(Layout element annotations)
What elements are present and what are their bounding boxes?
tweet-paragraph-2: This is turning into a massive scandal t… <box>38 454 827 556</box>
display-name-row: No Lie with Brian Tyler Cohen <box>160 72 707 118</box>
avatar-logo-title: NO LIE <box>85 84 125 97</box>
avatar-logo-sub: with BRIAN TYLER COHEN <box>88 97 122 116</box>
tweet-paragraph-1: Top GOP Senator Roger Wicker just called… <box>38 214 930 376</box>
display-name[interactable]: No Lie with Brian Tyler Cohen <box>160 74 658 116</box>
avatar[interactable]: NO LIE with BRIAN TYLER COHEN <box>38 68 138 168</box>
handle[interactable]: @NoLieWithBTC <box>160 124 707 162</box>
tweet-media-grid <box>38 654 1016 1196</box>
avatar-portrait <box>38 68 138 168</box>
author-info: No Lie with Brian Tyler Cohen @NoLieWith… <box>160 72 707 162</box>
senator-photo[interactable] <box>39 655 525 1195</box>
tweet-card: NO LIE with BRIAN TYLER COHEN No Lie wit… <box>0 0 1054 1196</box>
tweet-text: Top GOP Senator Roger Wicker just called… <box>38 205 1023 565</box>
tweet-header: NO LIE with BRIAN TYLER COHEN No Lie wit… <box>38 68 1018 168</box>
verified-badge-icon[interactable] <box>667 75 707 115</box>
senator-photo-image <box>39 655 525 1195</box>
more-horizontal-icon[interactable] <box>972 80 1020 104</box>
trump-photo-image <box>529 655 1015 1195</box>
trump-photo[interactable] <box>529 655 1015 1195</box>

— Aim —
Print all of the records above again, line by line, with no changes.

— Response for this exercise —
What elements are present and what are their bounding boxes?
tweet-paragraph-2: This is turning into a massive scandal t… <box>38 454 827 556</box>
display-name-row: No Lie with Brian Tyler Cohen <box>160 72 707 118</box>
avatar-logo-title: NO LIE <box>85 84 125 97</box>
avatar-logo-sub: with BRIAN TYLER COHEN <box>88 97 122 116</box>
tweet-paragraph-1: Top GOP Senator Roger Wicker just called… <box>38 214 930 376</box>
display-name[interactable]: No Lie with Brian Tyler Cohen <box>160 74 658 116</box>
avatar[interactable]: NO LIE with BRIAN TYLER COHEN <box>38 68 138 168</box>
handle[interactable]: @NoLieWithBTC <box>160 124 707 162</box>
tweet-media-grid <box>38 654 1016 1196</box>
avatar-portrait <box>38 68 138 168</box>
author-info: No Lie with Brian Tyler Cohen @NoLieWith… <box>160 72 707 162</box>
senator-photo[interactable] <box>39 655 525 1195</box>
tweet-card: NO LIE with BRIAN TYLER COHEN No Lie wit… <box>0 0 1054 1196</box>
tweet-text: Top GOP Senator Roger Wicker just called… <box>38 205 1023 565</box>
tweet-header: NO LIE with BRIAN TYLER COHEN No Lie wit… <box>38 68 1018 168</box>
verified-badge-icon[interactable] <box>667 75 707 115</box>
senator-photo-image <box>39 655 525 1195</box>
more-horizontal-icon[interactable] <box>972 80 1020 104</box>
trump-photo-image <box>529 655 1015 1195</box>
trump-photo[interactable] <box>529 655 1015 1195</box>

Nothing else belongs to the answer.